> **Task brief**
Here are records with pictures in them. Copy all of them exactly and leave the pictures out.

--- Start of Data supplied ---

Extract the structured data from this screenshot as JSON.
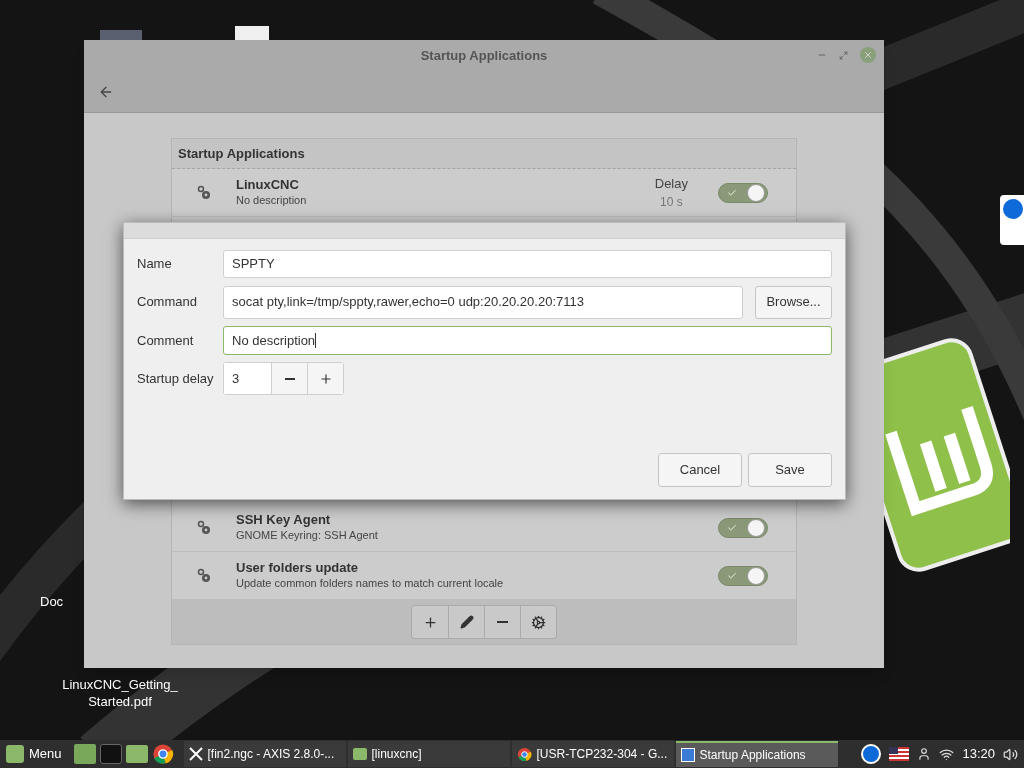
{
  "desktop": {
    "icons": [
      {
        "label_lines": [
          "Doc"
        ]
      },
      {
        "label_lines": [
          "LinuxCNC_Getting_",
          "Started.pdf"
        ]
      }
    ]
  },
  "window": {
    "title": "Startup Applications",
    "list_header": "Startup Applications",
    "apps_above": [
      {
        "name": "LinuxCNC",
        "description": "No description",
        "delay_label": "Delay",
        "delay_value": "10 s",
        "enabled": true
      }
    ],
    "apps_below": [
      {
        "name": "SSH Key Agent",
        "description": "GNOME Keyring: SSH Agent",
        "enabled": true
      },
      {
        "name": "User folders update",
        "description": "Update common folders names to match current locale",
        "enabled": true
      }
    ]
  },
  "dialog": {
    "name_label": "Name",
    "name_value": "SPPTY",
    "command_label": "Command",
    "command_value": "socat pty,link=/tmp/sppty,rawer,echo=0 udp:20.20.20.20:7113",
    "browse_button": "Browse...",
    "comment_label": "Comment",
    "comment_value": "No description",
    "comment_focused": true,
    "delay_label": "Startup delay",
    "delay_value": "3",
    "buttons": [
      {
        "label": "Cancel"
      },
      {
        "label": "Save"
      }
    ]
  },
  "taskbar": {
    "menu_label": "Menu",
    "window_buttons": [
      {
        "label": "[fin2.ngc - AXIS 2.8.0-...",
        "kind": "axis",
        "selected": false
      },
      {
        "label": "[linuxcnc]",
        "kind": "folder",
        "selected": false
      },
      {
        "label": "[USR-TCP232-304 - G...",
        "kind": "browser",
        "selected": false
      },
      {
        "label": "Startup Applications",
        "kind": "app",
        "selected": true
      }
    ],
    "clock": "13:20"
  }
}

--- End of Data supplied ---

> **Solution to the problem**
Extract the structured data from this screenshot as JSON.
{
  "desktop": {
    "icons": [
      {
        "label_lines": [
          "Doc"
        ]
      },
      {
        "label_lines": [
          "LinuxCNC_Getting_",
          "Started.pdf"
        ]
      }
    ]
  },
  "window": {
    "title": "Startup Applications",
    "list_header": "Startup Applications",
    "apps_above": [
      {
        "name": "LinuxCNC",
        "description": "No description",
        "delay_label": "Delay",
        "delay_value": "10 s",
        "enabled": true
      }
    ],
    "apps_below": [
      {
        "name": "SSH Key Agent",
        "description": "GNOME Keyring: SSH Agent",
        "enabled": true
      },
      {
        "name": "User folders update",
        "description": "Update common folders names to match current locale",
        "enabled": true
      }
    ]
  },
  "dialog": {
    "name_label": "Name",
    "name_value": "SPPTY",
    "command_label": "Command",
    "command_value": "socat pty,link=/tmp/sppty,rawer,echo=0 udp:20.20.20.20:7113",
    "browse_button": "Browse...",
    "comment_label": "Comment",
    "comment_value": "No description",
    "comment_focused": true,
    "delay_label": "Startup delay",
    "delay_value": "3",
    "buttons": [
      {
        "label": "Cancel"
      },
      {
        "label": "Save"
      }
    ]
  },
  "taskbar": {
    "menu_label": "Menu",
    "window_buttons": [
      {
        "label": "[fin2.ngc - AXIS 2.8.0-...",
        "kind": "axis",
        "selected": false
      },
      {
        "label": "[linuxcnc]",
        "kind": "folder",
        "selected": false
      },
      {
        "label": "[USR-TCP232-304 - G...",
        "kind": "browser",
        "selected": false
      },
      {
        "label": "Startup Applications",
        "kind": "app",
        "selected": true
      }
    ],
    "clock": "13:20"
  }
}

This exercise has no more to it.